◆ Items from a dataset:
▬▬▬▬▬▬▬▬▬▬
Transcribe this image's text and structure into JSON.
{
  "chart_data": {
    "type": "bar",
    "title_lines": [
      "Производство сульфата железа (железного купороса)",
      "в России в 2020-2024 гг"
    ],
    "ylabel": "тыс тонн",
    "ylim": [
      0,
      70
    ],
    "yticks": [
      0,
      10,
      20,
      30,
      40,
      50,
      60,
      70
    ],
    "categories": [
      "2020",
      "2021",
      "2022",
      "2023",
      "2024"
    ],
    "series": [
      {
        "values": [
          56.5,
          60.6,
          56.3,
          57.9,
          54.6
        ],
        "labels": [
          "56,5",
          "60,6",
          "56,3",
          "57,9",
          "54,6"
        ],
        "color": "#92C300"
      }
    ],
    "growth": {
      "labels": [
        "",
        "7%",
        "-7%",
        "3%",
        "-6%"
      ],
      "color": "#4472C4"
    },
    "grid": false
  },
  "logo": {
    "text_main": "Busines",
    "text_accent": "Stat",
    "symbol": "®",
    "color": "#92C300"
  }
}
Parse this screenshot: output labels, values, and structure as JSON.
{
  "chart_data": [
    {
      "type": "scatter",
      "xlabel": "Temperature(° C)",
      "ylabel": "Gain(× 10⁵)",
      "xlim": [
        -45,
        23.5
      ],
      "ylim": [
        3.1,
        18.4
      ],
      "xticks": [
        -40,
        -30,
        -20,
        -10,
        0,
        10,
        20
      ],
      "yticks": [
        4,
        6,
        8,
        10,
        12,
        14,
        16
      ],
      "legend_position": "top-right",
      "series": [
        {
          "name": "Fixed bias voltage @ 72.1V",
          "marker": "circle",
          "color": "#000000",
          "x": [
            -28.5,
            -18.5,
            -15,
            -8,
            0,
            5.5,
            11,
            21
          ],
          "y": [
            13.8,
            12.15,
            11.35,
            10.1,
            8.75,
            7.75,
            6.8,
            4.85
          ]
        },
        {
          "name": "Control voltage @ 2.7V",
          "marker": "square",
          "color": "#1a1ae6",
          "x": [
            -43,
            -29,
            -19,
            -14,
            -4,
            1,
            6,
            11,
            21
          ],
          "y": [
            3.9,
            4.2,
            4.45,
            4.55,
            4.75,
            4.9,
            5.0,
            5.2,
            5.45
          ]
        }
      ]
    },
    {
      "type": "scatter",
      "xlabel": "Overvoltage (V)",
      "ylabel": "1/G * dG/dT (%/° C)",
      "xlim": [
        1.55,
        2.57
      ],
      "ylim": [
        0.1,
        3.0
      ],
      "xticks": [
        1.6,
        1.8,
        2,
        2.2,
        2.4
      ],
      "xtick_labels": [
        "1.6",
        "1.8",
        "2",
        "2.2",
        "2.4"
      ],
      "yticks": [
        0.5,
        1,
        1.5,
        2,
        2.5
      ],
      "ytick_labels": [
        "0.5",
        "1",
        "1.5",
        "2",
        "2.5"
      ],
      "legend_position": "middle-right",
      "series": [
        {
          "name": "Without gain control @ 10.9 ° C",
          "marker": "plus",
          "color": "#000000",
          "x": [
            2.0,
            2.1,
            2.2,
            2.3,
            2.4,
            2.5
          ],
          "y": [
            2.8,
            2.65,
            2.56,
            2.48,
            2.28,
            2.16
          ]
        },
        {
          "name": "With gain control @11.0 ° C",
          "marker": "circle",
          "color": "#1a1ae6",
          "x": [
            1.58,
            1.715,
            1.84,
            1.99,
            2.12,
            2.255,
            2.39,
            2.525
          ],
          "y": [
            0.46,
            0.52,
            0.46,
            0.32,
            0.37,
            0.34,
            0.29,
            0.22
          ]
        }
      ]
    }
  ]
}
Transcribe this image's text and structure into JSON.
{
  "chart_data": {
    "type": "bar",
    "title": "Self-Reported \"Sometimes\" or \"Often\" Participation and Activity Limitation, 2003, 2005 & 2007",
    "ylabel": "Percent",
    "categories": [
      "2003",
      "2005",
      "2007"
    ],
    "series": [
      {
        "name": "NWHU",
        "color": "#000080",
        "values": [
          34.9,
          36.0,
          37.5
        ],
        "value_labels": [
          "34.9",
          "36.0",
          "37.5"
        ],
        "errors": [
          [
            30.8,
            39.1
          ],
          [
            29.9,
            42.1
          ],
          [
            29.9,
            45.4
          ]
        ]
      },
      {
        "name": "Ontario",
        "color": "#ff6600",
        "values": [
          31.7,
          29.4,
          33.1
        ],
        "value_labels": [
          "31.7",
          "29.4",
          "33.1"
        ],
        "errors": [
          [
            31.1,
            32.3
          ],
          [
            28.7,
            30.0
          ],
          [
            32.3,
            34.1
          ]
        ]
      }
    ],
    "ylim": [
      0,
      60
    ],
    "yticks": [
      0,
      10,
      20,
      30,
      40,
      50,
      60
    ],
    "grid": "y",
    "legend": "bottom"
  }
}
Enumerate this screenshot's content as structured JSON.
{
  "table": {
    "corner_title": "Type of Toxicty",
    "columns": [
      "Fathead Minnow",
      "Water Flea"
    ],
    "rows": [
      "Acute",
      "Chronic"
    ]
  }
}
▬▬▬▬▬▬▬▬▬▬
◆ SET TASK: Everything in the listing above should be restated exactly.

◆ RESPONSE BELOW:
Transcribe this image's text and structure into JSON.
{
  "chart_data": {
    "type": "bar",
    "title_lines": [
      "Производство сульфата железа (железного купороса)",
      "в России в 2020-2024 гг"
    ],
    "ylabel": "тыс тонн",
    "ylim": [
      0,
      70
    ],
    "yticks": [
      0,
      10,
      20,
      30,
      40,
      50,
      60,
      70
    ],
    "categories": [
      "2020",
      "2021",
      "2022",
      "2023",
      "2024"
    ],
    "series": [
      {
        "values": [
          56.5,
          60.6,
          56.3,
          57.9,
          54.6
        ],
        "labels": [
          "56,5",
          "60,6",
          "56,3",
          "57,9",
          "54,6"
        ],
        "color": "#92C300"
      }
    ],
    "growth": {
      "labels": [
        "",
        "7%",
        "-7%",
        "3%",
        "-6%"
      ],
      "color": "#4472C4"
    },
    "grid": false
  },
  "logo": {
    "text_main": "Busines",
    "text_accent": "Stat",
    "symbol": "®",
    "color": "#92C300"
  }
}
Parse this screenshot: output labels, values, and structure as JSON.
{
  "chart_data": [
    {
      "type": "scatter",
      "xlabel": "Temperature(° C)",
      "ylabel": "Gain(× 10⁵)",
      "xlim": [
        -45,
        23.5
      ],
      "ylim": [
        3.1,
        18.4
      ],
      "xticks": [
        -40,
        -30,
        -20,
        -10,
        0,
        10,
        20
      ],
      "yticks": [
        4,
        6,
        8,
        10,
        12,
        14,
        16
      ],
      "legend_position": "top-right",
      "series": [
        {
          "name": "Fixed bias voltage @ 72.1V",
          "marker": "circle",
          "color": "#000000",
          "x": [
            -28.5,
            -18.5,
            -15,
            -8,
            0,
            5.5,
            11,
            21
          ],
          "y": [
            13.8,
            12.15,
            11.35,
            10.1,
            8.75,
            7.75,
            6.8,
            4.85
          ]
        },
        {
          "name": "Control voltage @ 2.7V",
          "marker": "square",
          "color": "#1a1ae6",
          "x": [
            -43,
            -29,
            -19,
            -14,
            -4,
            1,
            6,
            11,
            21
          ],
          "y": [
            3.9,
            4.2,
            4.45,
            4.55,
            4.75,
            4.9,
            5.0,
            5.2,
            5.45
          ]
        }
      ]
    },
    {
      "type": "scatter",
      "xlabel": "Overvoltage (V)",
      "ylabel": "1/G * dG/dT (%/° C)",
      "xlim": [
        1.55,
        2.57
      ],
      "ylim": [
        0.1,
        3.0
      ],
      "xticks": [
        1.6,
        1.8,
        2,
        2.2,
        2.4
      ],
      "xtick_labels": [
        "1.6",
        "1.8",
        "2",
        "2.2",
        "2.4"
      ],
      "yticks": [
        0.5,
        1,
        1.5,
        2,
        2.5
      ],
      "ytick_labels": [
        "0.5",
        "1",
        "1.5",
        "2",
        "2.5"
      ],
      "legend_position": "middle-right",
      "series": [
        {
          "name": "Without gain control @ 10.9 ° C",
          "marker": "plus",
          "color": "#000000",
          "x": [
            2.0,
            2.1,
            2.2,
            2.3,
            2.4,
            2.5
          ],
          "y": [
            2.8,
            2.65,
            2.56,
            2.48,
            2.28,
            2.16
          ]
        },
        {
          "name": "With gain control @11.0 ° C",
          "marker": "circle",
          "color": "#1a1ae6",
          "x": [
            1.58,
            1.715,
            1.84,
            1.99,
            2.12,
            2.255,
            2.39,
            2.525
          ],
          "y": [
            0.46,
            0.52,
            0.46,
            0.32,
            0.37,
            0.34,
            0.29,
            0.22
          ]
        }
      ]
    }
  ]
}
Transcribe this image's text and structure into JSON.
{
  "chart_data": {
    "type": "bar",
    "title": "Self-Reported \"Sometimes\" or \"Often\" Participation and Activity Limitation, 2003, 2005 & 2007",
    "ylabel": "Percent",
    "categories": [
      "2003",
      "2005",
      "2007"
    ],
    "series": [
      {
        "name": "NWHU",
        "color": "#000080",
        "values": [
          34.9,
          36.0,
          37.5
        ],
        "value_labels": [
          "34.9",
          "36.0",
          "37.5"
        ],
        "errors": [
          [
            30.8,
            39.1
          ],
          [
            29.9,
            42.1
          ],
          [
            29.9,
            45.4
          ]
        ]
      },
      {
        "name": "Ontario",
        "color": "#ff6600",
        "values": [
          31.7,
          29.4,
          33.1
        ],
        "value_labels": [
          "31.7",
          "29.4",
          "33.1"
        ],
        "errors": [
          [
            31.1,
            32.3
          ],
          [
            28.7,
            30.0
          ],
          [
            32.3,
            34.1
          ]
        ]
      }
    ],
    "ylim": [
      0,
      60
    ],
    "yticks": [
      0,
      10,
      20,
      30,
      40,
      50,
      60
    ],
    "grid": "y",
    "legend": "bottom"
  }
}
Enumerate this screenshot's content as structured JSON.
{
  "table": {
    "corner_title": "Type of Toxicty",
    "columns": [
      "Fathead Minnow",
      "Water Flea"
    ],
    "rows": [
      "Acute",
      "Chronic"
    ]
  }
}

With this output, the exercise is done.